### WHAT THE EXERCISE ASKS
Each record must be reproduced exactly as it is shown.
start RECORDS
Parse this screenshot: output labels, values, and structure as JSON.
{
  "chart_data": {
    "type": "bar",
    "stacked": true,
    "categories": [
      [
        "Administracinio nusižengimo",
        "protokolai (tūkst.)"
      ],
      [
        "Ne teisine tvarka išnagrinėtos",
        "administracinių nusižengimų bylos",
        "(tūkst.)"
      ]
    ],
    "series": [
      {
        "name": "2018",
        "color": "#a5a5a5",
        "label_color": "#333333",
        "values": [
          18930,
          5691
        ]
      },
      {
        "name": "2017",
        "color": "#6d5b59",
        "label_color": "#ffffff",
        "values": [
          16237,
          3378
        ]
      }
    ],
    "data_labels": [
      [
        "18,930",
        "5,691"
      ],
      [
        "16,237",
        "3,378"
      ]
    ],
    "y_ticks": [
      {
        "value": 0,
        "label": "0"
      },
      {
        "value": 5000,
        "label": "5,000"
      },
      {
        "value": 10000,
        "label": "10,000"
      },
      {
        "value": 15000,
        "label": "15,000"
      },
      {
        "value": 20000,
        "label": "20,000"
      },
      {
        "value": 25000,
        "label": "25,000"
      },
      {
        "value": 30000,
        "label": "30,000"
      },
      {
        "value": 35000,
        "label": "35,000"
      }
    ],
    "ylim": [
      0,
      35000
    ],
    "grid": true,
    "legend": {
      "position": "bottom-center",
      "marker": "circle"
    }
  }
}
end RECORDS
### COMPLETED EXERCISE
Parse this screenshot: output labels, values, and structure as JSON.
{
  "chart_data": {
    "type": "bar",
    "stacked": true,
    "categories": [
      [
        "Administracinio nusižengimo",
        "protokolai (tūkst.)"
      ],
      [
        "Ne teisine tvarka išnagrinėtos",
        "administracinių nusižengimų bylos",
        "(tūkst.)"
      ]
    ],
    "series": [
      {
        "name": "2018",
        "color": "#a5a5a5",
        "label_color": "#333333",
        "values": [
          18930,
          5691
        ]
      },
      {
        "name": "2017",
        "color": "#6d5b59",
        "label_color": "#ffffff",
        "values": [
          16237,
          3378
        ]
      }
    ],
    "data_labels": [
      [
        "18,930",
        "5,691"
      ],
      [
        "16,237",
        "3,378"
      ]
    ],
    "y_ticks": [
      {
        "value": 0,
        "label": "0"
      },
      {
        "value": 5000,
        "label": "5,000"
      },
      {
        "value": 10000,
        "label": "10,000"
      },
      {
        "value": 15000,
        "label": "15,000"
      },
      {
        "value": 20000,
        "label": "20,000"
      },
      {
        "value": 25000,
        "label": "25,000"
      },
      {
        "value": 30000,
        "label": "30,000"
      },
      {
        "value": 35000,
        "label": "35,000"
      }
    ],
    "ylim": [
      0,
      35000
    ],
    "grid": true,
    "legend": {
      "position": "bottom-center",
      "marker": "circle"
    }
  }
}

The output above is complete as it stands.